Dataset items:
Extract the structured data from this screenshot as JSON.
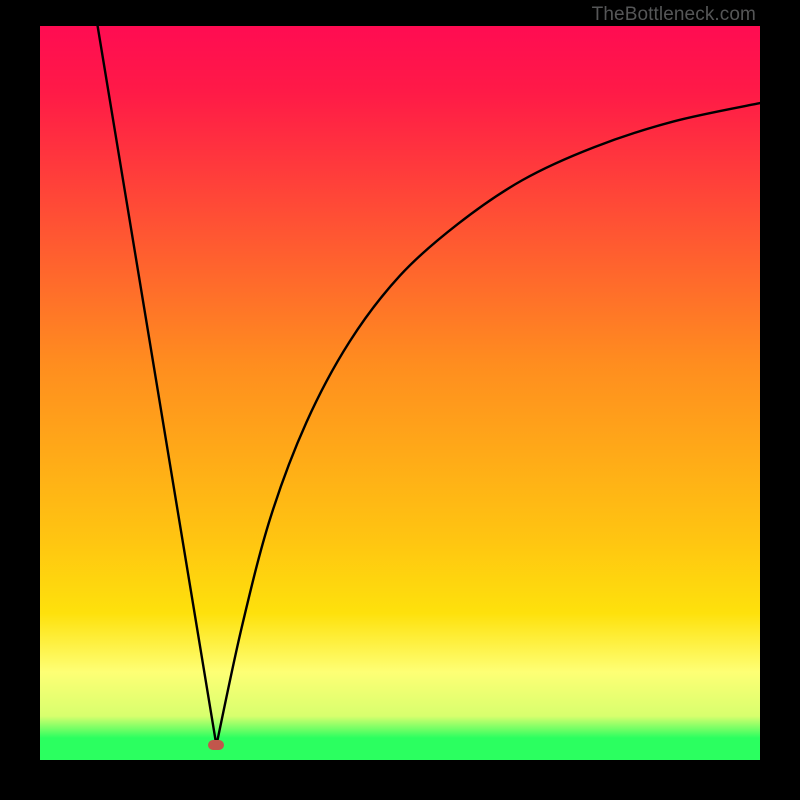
{
  "watermark": "TheBottleneck.com",
  "colors": {
    "top": "#ff0c52",
    "top2": "#ff1a47",
    "mid1": "#ff8d1f",
    "mid2": "#ffc511",
    "band_start": "#fee10c",
    "band_mid": "#feff75",
    "band_end": "#d8ff6e",
    "green": "#2bff60",
    "curve": "#000000",
    "marker": "#c1564c",
    "frame": "#000000"
  },
  "chart_data": {
    "type": "line",
    "title": "",
    "xlabel": "",
    "ylabel": "",
    "xlim": [
      0,
      100
    ],
    "ylim": [
      0,
      100
    ],
    "series": [
      {
        "name": "left-segment",
        "x": [
          8,
          24.5
        ],
        "y": [
          100,
          2
        ]
      },
      {
        "name": "right-segment",
        "x": [
          24.5,
          28,
          32,
          37,
          43,
          50,
          58,
          67,
          77,
          88,
          100
        ],
        "y": [
          2,
          18,
          33,
          46,
          57,
          66,
          73,
          79,
          83.5,
          87,
          89.5
        ]
      }
    ],
    "marker": {
      "x": 24.5,
      "y": 2
    },
    "annotations": []
  }
}
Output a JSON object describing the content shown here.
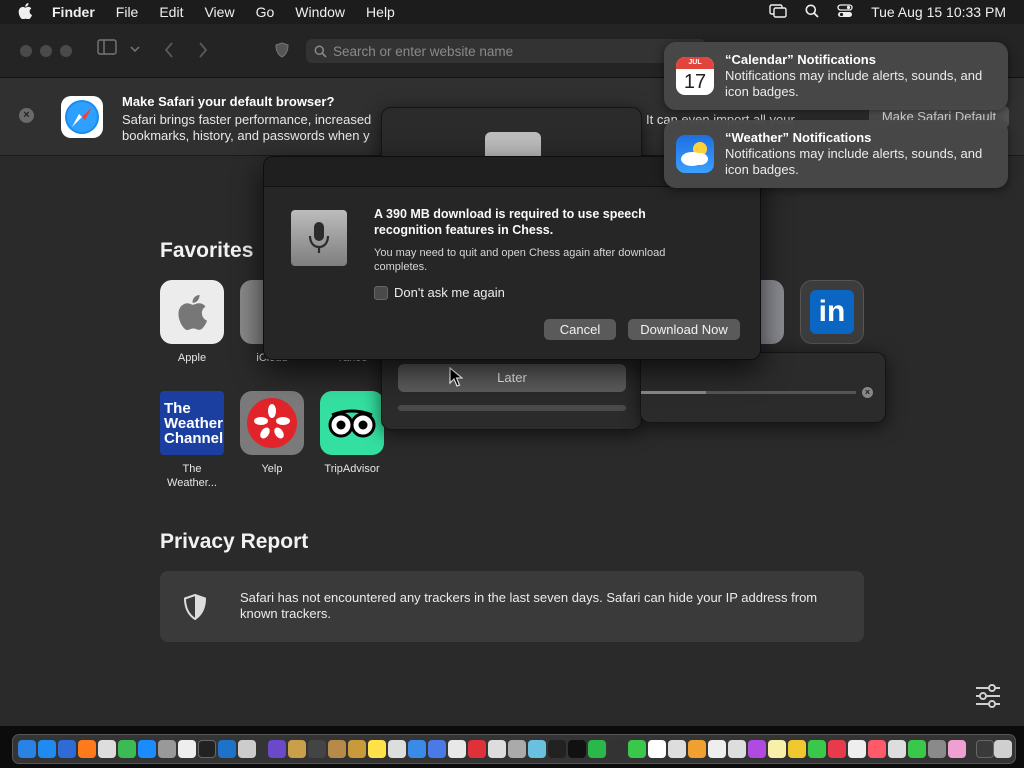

Challenge:
Output all of the records exactly as they appear above, but not the pictures.

Answer to the task:
Extract the structured data from this screenshot as JSON.
{
  "watermark": "TheBottleneck.com",
  "colors": {
    "top": "#ff0c52",
    "top2": "#ff1a47",
    "mid1": "#ff8d1f",
    "mid2": "#ffc511",
    "band_start": "#fee10c",
    "band_mid": "#feff75",
    "band_end": "#d8ff6e",
    "green": "#2bff60",
    "curve": "#000000",
    "marker": "#c1564c",
    "frame": "#000000"
  },
  "chart_data": {
    "type": "line",
    "title": "",
    "xlabel": "",
    "ylabel": "",
    "xlim": [
      0,
      100
    ],
    "ylim": [
      0,
      100
    ],
    "series": [
      {
        "name": "left-segment",
        "x": [
          8,
          24.5
        ],
        "y": [
          100,
          2
        ]
      },
      {
        "name": "right-segment",
        "x": [
          24.5,
          28,
          32,
          37,
          43,
          50,
          58,
          67,
          77,
          88,
          100
        ],
        "y": [
          2,
          18,
          33,
          46,
          57,
          66,
          73,
          79,
          83.5,
          87,
          89.5
        ]
      }
    ],
    "marker": {
      "x": 24.5,
      "y": 2
    },
    "annotations": []
  }
}
Output a JSON object describing the content shown here.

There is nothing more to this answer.